# PROBLEM
From the passage on life insurance returns and policy loans, print everything from "When you get" down to "on potential growth." word for word.
══ DOCUMENT EXTRACT ══
Whole Life will get you a return in the range of 4% to 6%. Index Universal Life will get an average return of 5% to 8% but with more volatility (some years will be 0%, while some other may be up to the cap that is around 9% depending on the insurance company and the indexing method chosen).
When you get a loan out of the policy, the whole amount in your policy continues to grow as you never withdraw money from it, but instead used it as a collateral for a loan from a bank or the life insurance company. Usually a bank loan will be cheaper, but you will have to repay it. A policy loan rate may be higher but you don't have to repay it back nor pay the interest if you don't want to, as it will be payed back from the death benefit when you eventually pass away. With an IUL, some years you will have positive arbitrage with your loan, some year it will be negative depending on your indexing return. You can also get a fixed rate loan that will be at the same rate than your crediting rate, basically making it a zero fee loan, but you are also missing on potential growth.
═══
══ ENTRIES SHOWN ══
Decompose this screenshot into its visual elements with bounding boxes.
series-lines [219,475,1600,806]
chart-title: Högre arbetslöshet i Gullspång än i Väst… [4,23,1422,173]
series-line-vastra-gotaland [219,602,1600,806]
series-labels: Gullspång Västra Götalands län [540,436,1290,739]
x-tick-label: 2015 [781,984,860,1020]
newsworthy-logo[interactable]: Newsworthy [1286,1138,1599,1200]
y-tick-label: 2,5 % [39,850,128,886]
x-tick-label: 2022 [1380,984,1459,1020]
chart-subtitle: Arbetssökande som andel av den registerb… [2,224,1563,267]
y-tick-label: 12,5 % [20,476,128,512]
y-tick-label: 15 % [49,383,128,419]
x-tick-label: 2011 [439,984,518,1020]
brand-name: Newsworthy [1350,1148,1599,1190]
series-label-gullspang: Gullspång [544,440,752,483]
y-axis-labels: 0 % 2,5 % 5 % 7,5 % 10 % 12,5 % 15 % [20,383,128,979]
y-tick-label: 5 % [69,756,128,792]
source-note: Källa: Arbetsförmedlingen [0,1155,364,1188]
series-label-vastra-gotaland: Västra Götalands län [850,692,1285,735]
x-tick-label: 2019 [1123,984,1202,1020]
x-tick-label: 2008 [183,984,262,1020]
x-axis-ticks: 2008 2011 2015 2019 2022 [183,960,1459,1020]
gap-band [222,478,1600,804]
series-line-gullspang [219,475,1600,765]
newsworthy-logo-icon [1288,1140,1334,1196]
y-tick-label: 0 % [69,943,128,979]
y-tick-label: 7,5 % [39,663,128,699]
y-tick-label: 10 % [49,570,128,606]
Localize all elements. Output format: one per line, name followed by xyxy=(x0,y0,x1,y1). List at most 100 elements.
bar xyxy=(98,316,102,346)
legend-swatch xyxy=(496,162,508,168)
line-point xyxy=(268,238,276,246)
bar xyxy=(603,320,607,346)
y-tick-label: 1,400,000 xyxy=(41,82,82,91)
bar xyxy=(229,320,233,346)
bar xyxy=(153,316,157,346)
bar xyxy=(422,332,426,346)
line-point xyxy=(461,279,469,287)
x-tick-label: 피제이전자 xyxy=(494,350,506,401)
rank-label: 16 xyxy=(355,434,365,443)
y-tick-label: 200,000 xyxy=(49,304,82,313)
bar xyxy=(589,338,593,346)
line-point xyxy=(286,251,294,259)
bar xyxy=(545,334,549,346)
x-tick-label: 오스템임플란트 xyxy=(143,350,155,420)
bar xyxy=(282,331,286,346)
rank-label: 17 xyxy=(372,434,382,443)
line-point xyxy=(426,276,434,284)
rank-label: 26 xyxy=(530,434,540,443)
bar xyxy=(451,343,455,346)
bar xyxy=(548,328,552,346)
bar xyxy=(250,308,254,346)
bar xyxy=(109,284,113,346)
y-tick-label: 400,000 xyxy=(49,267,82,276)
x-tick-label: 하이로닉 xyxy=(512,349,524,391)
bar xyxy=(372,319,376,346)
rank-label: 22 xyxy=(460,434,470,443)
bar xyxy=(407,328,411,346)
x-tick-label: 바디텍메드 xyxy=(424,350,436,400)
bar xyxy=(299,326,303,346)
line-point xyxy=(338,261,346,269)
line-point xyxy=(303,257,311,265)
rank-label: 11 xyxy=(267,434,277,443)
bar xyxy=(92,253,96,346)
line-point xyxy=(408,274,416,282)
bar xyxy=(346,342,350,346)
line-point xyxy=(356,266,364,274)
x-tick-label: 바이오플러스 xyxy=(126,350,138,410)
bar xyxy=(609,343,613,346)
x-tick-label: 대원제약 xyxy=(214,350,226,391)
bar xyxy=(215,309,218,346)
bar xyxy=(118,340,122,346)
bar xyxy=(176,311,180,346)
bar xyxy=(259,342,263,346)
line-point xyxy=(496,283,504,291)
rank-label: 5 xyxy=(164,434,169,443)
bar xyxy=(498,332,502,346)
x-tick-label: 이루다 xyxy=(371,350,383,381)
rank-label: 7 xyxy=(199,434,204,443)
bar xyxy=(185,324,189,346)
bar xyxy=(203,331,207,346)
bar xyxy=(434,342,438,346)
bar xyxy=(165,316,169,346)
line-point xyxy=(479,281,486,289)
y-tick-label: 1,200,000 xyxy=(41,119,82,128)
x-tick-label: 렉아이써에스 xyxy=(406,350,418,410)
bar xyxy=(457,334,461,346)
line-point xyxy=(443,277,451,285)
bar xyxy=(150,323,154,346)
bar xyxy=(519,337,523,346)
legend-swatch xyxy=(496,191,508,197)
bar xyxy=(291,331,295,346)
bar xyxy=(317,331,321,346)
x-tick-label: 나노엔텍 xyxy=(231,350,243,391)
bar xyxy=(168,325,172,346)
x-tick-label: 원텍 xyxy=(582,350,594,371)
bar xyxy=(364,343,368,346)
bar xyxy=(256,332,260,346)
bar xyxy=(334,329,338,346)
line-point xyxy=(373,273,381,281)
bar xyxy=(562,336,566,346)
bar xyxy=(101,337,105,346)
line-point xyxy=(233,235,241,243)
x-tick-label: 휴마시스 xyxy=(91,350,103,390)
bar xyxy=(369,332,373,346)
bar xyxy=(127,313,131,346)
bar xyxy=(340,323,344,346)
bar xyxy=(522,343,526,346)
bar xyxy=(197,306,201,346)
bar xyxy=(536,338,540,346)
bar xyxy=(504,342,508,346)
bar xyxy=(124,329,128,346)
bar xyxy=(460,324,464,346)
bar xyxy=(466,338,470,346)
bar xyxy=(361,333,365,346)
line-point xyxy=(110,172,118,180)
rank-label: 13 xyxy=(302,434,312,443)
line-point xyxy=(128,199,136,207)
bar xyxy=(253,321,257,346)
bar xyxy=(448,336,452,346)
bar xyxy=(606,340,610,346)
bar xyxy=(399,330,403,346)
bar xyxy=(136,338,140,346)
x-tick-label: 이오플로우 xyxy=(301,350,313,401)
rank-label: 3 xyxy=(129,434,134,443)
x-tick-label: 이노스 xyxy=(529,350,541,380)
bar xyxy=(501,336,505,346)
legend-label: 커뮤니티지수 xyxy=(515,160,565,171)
═══
# FULL RESPONSE
When you get a loan out of the policy, the whole amount in your policy continues to grow as you never withdraw money from it, but instead used it as a collateral for a loan from a bank or the life insurance company. Usually a bank loan will be cheaper, but you will have to repay it. A policy loan rate may be higher but you don't have to repay it back nor pay the interest if you don't want to, as it will be payed back from the death benefit when you eventually pass away. With an IUL, some years you will have positive arbitrage with your loan, some year it will be negative depending on your indexing return. You can also get a fixed rate loan that will be at the same rate than your crediting rate, basically making it a zero fee loan, but you are also missing on potential growth.